Start of DATA TO PROCESS
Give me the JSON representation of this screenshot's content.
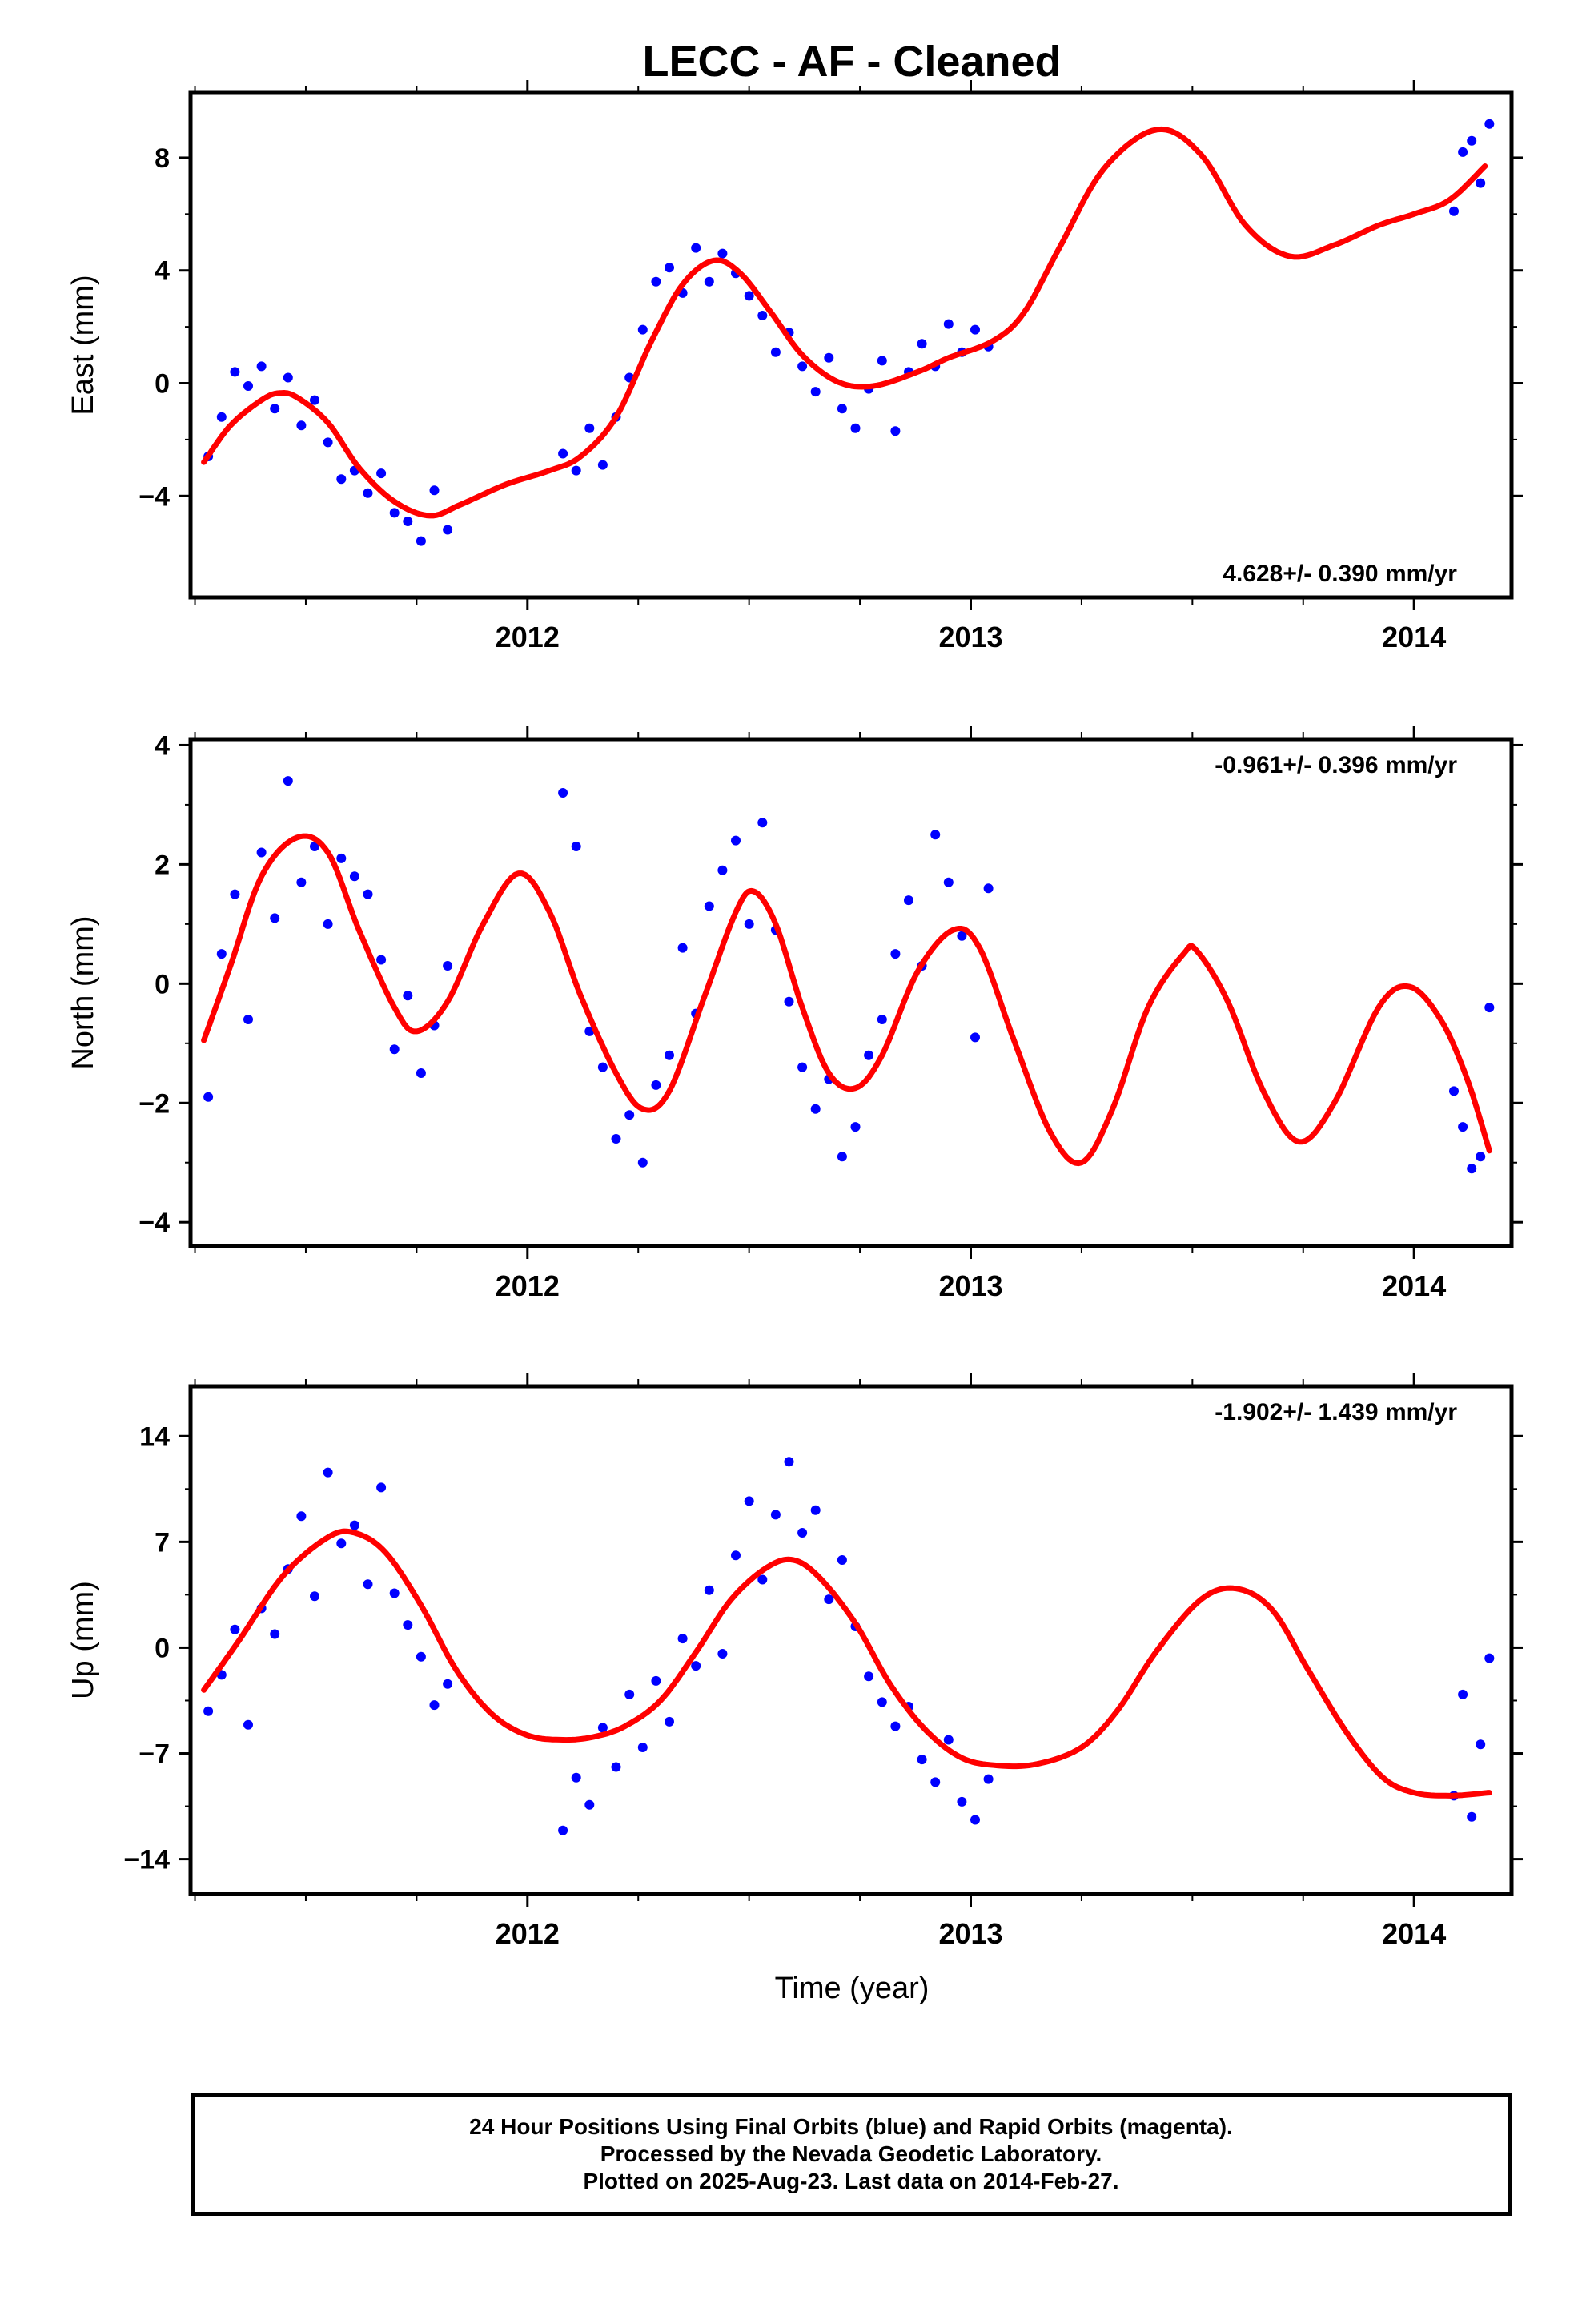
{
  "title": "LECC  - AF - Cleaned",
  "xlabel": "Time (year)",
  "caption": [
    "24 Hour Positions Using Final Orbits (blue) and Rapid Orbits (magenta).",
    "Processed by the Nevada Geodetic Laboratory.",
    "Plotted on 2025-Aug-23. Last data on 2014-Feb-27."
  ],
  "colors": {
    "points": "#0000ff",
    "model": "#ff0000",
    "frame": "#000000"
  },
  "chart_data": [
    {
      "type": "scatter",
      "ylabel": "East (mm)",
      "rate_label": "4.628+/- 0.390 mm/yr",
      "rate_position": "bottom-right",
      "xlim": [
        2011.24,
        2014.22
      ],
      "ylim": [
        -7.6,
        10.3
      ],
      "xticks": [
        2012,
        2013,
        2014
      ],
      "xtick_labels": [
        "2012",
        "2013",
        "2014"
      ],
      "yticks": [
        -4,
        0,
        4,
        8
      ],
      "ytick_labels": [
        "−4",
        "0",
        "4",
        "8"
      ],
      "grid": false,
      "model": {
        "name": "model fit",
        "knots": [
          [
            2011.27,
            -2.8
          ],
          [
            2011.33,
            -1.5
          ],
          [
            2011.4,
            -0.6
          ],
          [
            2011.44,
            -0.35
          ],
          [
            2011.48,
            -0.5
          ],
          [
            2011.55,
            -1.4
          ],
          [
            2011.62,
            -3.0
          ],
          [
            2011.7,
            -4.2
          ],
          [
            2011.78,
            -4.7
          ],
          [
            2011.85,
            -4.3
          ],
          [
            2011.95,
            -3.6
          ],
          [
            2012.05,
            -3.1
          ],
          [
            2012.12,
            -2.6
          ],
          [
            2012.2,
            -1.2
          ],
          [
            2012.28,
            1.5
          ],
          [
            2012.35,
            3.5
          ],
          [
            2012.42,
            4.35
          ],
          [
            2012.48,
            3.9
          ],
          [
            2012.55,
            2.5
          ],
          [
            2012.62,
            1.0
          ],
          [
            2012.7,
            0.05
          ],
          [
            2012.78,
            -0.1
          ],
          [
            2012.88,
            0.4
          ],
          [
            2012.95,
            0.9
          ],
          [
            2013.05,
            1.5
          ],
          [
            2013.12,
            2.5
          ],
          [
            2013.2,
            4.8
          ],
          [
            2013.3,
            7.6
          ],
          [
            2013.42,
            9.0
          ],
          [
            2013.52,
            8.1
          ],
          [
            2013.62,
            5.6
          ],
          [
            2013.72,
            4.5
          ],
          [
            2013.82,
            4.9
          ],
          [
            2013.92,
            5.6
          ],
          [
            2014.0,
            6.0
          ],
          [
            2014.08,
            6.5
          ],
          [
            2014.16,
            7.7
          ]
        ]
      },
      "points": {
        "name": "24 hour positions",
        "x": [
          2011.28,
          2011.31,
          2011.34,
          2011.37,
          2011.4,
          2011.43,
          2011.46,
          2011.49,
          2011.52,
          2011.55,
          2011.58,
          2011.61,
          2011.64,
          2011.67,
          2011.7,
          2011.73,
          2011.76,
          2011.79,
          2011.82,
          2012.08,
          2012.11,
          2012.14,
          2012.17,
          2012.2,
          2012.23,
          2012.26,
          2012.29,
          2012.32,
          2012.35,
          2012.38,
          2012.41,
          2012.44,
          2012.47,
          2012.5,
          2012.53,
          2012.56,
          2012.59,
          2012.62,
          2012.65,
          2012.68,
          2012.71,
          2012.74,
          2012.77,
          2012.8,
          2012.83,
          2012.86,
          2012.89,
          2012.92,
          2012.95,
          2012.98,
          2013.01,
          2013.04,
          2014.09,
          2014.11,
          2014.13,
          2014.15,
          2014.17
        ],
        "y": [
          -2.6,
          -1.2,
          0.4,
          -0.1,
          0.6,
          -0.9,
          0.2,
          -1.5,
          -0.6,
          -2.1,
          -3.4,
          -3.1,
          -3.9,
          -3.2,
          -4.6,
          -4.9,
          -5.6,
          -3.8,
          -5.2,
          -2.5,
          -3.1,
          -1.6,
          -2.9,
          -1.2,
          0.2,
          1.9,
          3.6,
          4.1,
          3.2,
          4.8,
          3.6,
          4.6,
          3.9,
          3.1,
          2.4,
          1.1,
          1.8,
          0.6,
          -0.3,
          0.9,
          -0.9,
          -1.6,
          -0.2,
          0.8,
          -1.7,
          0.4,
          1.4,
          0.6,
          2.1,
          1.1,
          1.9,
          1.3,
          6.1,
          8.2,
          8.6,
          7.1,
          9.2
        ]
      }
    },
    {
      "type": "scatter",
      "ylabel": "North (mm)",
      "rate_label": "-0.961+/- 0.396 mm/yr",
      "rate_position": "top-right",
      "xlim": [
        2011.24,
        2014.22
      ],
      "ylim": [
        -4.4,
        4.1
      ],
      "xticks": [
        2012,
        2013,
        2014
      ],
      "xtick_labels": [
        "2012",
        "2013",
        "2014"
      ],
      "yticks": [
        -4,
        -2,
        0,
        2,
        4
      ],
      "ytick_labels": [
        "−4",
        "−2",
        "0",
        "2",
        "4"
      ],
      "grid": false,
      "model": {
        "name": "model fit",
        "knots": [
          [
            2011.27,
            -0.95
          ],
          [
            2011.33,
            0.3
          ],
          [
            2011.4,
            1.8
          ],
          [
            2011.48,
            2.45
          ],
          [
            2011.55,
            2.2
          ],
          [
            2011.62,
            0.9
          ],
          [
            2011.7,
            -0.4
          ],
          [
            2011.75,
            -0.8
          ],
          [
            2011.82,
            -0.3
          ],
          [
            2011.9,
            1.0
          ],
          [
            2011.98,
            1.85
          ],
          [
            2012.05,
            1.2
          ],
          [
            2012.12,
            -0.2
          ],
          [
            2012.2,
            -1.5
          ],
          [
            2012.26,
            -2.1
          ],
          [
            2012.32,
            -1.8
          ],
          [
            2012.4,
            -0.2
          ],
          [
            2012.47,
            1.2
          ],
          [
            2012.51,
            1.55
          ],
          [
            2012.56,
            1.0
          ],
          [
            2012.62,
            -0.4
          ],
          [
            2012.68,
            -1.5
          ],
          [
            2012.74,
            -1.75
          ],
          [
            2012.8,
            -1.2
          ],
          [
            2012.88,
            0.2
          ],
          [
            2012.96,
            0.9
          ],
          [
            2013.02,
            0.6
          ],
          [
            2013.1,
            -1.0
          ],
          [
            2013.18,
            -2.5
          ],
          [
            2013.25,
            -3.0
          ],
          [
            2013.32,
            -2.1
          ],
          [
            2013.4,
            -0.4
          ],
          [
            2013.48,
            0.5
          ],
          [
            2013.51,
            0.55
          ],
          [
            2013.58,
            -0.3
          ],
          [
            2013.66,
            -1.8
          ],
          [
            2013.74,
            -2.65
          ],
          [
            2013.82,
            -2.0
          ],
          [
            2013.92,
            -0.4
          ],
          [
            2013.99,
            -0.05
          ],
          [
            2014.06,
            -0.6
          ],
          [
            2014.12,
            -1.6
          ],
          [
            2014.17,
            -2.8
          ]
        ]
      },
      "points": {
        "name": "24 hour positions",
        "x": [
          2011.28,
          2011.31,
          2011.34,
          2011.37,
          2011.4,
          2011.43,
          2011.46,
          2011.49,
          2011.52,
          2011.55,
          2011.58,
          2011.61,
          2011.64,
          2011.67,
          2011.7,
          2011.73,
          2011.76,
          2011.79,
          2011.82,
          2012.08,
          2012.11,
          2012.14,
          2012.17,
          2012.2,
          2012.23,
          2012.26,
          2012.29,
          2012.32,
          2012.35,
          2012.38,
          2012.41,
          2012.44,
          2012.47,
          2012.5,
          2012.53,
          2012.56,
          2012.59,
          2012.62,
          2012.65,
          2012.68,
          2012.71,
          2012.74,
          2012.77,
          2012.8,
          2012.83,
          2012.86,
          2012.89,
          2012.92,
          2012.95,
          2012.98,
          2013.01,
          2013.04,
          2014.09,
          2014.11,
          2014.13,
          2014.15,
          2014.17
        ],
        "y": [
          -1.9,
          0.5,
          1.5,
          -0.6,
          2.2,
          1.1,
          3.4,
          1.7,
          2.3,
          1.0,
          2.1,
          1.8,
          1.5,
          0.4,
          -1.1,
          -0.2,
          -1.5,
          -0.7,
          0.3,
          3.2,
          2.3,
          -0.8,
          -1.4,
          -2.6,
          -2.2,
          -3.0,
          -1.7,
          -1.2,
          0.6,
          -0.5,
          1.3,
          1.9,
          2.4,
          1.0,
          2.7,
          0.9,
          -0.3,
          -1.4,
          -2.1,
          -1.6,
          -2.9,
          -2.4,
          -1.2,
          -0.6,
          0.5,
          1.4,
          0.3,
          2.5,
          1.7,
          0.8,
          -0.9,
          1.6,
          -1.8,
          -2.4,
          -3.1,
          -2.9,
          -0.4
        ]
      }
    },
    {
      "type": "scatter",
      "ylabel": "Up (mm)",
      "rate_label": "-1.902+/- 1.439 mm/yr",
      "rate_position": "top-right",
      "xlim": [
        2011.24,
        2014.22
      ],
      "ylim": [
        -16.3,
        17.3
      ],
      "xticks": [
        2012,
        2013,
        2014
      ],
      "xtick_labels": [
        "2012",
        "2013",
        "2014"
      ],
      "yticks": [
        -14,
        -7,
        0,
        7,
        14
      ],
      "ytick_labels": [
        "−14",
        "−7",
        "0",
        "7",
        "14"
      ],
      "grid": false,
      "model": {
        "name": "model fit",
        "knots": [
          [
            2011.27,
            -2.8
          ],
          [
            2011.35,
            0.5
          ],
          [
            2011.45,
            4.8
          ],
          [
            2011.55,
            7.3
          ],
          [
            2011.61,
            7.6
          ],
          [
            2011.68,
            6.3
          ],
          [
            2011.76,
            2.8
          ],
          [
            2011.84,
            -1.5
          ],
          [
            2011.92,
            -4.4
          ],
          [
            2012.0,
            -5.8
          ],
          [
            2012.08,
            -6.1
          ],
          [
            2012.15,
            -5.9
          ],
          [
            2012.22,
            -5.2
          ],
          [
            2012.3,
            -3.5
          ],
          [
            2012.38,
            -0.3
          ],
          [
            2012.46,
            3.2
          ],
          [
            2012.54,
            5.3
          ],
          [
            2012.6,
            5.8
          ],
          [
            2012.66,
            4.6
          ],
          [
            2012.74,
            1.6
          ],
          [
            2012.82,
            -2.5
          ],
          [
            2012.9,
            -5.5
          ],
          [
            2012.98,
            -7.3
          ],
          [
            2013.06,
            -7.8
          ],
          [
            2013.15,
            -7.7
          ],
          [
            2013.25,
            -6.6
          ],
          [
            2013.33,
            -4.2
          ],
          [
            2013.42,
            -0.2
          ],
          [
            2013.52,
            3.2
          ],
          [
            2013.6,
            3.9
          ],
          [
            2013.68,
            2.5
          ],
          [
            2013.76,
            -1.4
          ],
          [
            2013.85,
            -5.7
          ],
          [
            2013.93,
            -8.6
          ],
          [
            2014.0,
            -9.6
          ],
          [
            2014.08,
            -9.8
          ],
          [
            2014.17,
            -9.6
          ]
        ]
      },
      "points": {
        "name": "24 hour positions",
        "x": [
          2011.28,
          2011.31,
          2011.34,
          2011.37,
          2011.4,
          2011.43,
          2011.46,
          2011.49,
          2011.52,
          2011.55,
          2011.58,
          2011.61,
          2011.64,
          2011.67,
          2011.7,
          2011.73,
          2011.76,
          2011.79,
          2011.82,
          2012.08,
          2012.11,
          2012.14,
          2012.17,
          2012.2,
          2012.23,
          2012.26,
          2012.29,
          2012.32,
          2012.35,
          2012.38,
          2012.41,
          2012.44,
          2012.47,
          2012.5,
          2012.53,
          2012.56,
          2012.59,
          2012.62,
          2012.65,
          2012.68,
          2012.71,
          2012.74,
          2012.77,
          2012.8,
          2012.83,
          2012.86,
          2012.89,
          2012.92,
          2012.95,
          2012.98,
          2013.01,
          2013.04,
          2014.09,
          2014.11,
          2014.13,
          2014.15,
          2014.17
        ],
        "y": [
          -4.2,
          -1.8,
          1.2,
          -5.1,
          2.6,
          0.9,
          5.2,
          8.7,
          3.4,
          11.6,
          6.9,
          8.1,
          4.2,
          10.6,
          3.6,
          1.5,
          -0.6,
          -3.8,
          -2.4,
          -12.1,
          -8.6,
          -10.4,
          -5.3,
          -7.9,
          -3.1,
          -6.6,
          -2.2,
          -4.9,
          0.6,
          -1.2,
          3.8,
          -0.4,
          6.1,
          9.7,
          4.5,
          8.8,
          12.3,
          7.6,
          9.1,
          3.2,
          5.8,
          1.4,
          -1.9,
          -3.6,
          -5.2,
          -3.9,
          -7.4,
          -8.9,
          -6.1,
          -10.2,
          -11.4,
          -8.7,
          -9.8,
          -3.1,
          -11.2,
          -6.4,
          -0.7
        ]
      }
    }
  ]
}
End of DATA TO PROCESS
Start of DATA TO PROCESS
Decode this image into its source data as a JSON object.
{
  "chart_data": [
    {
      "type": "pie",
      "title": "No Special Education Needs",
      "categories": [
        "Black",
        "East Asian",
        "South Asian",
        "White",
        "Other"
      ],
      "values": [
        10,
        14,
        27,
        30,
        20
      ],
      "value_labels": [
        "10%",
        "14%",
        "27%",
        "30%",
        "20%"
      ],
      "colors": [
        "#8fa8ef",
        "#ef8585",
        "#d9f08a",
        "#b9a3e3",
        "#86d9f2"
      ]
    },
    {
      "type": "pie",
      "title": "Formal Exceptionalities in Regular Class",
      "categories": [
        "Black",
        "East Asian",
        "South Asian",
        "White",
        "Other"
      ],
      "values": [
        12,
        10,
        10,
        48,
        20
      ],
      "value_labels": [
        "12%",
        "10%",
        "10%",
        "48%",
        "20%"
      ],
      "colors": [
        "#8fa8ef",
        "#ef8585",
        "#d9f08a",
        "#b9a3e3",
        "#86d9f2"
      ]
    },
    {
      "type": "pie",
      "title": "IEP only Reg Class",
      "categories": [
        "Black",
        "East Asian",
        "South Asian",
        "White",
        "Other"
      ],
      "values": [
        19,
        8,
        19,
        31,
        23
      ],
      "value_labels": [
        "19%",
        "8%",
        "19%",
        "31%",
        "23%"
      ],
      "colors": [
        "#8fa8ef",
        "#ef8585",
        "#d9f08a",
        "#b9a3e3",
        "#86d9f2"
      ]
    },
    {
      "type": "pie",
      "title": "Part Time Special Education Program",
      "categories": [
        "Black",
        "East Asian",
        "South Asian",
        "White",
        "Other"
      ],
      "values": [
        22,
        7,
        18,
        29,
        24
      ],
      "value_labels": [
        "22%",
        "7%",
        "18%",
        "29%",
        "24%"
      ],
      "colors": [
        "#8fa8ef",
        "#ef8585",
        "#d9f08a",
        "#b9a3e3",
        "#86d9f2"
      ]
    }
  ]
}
End of DATA TO PROCESS
→ **EXERCISE BRIEF**:
Extract each line holding the string "this".

→ **TASK SOLUTION**:
Give me the JSON representation of this screenshot's content.
Decode this image into its source data as a JSON object.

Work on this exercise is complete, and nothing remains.